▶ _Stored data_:
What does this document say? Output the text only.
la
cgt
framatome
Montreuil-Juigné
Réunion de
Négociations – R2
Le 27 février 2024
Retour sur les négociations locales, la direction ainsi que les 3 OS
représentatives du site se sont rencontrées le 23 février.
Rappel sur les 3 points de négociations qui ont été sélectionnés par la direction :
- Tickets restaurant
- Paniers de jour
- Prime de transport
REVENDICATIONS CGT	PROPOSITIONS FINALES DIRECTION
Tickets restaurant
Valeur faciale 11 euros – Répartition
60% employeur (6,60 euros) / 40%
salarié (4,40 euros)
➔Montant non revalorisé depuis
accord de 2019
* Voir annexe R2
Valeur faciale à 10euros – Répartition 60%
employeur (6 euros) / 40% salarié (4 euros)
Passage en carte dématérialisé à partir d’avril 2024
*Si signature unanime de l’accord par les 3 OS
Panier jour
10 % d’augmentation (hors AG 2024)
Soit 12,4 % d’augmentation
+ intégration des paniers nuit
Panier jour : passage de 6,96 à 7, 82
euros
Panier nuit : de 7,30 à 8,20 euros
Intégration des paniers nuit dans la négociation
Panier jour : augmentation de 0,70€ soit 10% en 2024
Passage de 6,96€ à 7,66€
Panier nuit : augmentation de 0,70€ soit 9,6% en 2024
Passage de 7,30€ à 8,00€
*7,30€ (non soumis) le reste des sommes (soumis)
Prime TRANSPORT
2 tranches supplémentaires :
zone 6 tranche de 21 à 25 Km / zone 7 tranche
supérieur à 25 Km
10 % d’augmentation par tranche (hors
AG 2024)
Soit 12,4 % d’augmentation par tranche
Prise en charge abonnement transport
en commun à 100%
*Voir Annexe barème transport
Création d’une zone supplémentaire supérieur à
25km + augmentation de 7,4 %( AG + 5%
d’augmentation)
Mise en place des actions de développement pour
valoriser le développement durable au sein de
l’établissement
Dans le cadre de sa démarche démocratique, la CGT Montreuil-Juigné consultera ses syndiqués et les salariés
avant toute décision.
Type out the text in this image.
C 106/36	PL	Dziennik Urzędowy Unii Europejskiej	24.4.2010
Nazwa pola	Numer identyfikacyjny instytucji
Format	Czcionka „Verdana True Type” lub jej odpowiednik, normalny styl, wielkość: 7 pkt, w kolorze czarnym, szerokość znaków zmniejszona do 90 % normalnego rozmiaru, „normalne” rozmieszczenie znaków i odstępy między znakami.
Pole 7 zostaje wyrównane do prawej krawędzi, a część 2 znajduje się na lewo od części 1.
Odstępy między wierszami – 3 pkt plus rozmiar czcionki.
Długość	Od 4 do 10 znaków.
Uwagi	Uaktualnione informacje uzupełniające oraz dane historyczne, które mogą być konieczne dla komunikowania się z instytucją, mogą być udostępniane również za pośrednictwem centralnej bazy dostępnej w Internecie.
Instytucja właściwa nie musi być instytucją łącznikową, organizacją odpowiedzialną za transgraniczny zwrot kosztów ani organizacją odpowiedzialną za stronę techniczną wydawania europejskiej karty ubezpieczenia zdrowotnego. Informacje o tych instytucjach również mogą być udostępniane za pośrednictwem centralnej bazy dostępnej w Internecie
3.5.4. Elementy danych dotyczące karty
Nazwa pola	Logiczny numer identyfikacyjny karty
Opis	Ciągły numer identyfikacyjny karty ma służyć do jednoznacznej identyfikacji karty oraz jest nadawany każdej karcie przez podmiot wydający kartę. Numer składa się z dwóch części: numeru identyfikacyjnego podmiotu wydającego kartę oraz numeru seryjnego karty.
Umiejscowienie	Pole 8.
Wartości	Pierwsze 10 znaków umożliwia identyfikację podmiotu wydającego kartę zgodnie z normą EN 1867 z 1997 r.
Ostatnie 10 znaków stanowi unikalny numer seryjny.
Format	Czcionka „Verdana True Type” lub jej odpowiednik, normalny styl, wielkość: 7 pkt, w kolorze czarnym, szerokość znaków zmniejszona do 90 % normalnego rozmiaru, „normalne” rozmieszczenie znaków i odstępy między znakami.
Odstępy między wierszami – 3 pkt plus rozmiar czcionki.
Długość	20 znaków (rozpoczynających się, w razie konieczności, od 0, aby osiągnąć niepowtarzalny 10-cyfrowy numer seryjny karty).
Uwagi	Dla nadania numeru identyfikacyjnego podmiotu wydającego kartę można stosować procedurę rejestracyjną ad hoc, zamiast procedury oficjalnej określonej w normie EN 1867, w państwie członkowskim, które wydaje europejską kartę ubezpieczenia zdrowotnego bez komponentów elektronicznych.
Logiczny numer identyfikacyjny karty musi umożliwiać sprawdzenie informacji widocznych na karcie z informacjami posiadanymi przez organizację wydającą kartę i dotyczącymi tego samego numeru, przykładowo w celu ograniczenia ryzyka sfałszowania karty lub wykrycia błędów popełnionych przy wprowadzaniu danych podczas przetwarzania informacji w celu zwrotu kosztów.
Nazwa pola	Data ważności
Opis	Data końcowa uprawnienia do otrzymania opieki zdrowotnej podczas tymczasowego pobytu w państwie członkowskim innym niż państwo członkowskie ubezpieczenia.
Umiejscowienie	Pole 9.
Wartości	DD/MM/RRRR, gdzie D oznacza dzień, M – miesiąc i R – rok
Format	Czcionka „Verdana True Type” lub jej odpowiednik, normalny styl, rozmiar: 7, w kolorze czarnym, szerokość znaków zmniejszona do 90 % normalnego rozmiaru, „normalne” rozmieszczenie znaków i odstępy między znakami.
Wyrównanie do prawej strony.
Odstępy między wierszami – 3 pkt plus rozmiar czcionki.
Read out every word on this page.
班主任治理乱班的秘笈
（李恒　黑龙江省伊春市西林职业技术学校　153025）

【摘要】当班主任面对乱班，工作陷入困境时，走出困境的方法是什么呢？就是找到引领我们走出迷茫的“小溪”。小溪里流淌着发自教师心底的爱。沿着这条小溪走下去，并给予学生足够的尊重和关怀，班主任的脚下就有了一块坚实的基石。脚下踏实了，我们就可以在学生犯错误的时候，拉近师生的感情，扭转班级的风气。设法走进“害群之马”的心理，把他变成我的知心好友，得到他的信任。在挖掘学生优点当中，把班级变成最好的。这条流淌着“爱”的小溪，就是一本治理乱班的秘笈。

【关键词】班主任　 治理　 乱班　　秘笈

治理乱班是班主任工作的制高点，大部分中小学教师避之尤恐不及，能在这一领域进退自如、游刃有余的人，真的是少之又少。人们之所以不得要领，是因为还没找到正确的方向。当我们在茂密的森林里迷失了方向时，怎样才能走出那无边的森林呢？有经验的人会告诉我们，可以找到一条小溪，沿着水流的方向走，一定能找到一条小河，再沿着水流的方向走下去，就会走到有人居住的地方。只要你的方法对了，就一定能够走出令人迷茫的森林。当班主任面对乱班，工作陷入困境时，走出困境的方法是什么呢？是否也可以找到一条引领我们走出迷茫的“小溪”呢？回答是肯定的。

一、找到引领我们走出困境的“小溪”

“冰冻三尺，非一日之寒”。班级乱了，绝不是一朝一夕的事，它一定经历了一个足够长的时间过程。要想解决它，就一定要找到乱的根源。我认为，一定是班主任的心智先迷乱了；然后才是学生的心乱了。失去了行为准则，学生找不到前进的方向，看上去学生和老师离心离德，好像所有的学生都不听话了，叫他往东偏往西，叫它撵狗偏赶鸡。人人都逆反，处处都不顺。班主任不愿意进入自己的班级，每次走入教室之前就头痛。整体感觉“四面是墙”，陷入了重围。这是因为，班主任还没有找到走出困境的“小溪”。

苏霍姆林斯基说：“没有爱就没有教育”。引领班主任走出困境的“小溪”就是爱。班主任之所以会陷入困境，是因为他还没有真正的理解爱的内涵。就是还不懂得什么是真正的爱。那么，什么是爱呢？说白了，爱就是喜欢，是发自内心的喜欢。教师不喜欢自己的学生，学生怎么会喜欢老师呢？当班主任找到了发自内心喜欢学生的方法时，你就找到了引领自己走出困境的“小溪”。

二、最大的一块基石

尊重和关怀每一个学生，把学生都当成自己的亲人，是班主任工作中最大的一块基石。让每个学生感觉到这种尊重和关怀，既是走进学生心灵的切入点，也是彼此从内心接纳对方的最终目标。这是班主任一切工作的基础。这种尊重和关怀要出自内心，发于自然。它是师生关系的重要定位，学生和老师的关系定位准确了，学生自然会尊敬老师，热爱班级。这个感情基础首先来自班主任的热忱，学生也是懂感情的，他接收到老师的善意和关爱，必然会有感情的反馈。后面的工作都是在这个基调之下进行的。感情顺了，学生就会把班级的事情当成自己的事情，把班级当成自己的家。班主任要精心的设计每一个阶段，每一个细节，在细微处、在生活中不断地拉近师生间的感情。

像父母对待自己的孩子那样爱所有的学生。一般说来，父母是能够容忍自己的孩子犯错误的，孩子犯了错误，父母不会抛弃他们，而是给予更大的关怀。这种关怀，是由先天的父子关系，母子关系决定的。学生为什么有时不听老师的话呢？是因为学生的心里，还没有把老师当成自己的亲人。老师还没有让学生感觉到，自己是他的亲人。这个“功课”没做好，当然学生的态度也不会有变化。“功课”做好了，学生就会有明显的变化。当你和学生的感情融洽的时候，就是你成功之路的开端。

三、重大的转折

▶ _STATED PROBLEM_: Where a line in the entries holds "工作陷入困境时", copy that line.

▶ _IN RESPONSE_:
【摘要】当班主任面对乱班，工作陷入困境时，走出困境的方法是什么呢？就是找到引领我们走出迷茫的“小溪”。小溪里流淌着发自教师心底的爱。沿着这条小溪走下去，并给予学生足够的尊重和关怀，班主任的脚下就有了一块坚实的基石。脚下踏实了，我们就可以在学生犯错误的时候，拉近师生的感情，扭转班级的风气。设法走进“害群之马”的心理，把他变成我的知心好友，得到他的信任。在挖掘学生优点当中，把班级变成最好的。这条流淌着“爱”的小溪，就是一本治理乱班的秘笈。
治理乱班是班主任工作的制高点，大部分中小学教师避之尤恐不及，能在这一领域进退自如、游刃有余的人，真的是少之又少。人们之所以不得要领，是因为还没找到正确的方向。当我们在茂密的森林里迷失了方向时，怎样才能走出那无边的森林呢？有经验的人会告诉我们，可以找到一条小溪，沿着水流的方向走，一定能找到一条小河，再沿着水流的方向走下去，就会走到有人居住的地方。只要你的方法对了，就一定能够走出令人迷茫的森林。当班主任面对乱班，工作陷入困境时，走出困境的方法是什么呢？是否也可以找到一条引领我们走出迷茫的“小溪”呢？回答是肯定的。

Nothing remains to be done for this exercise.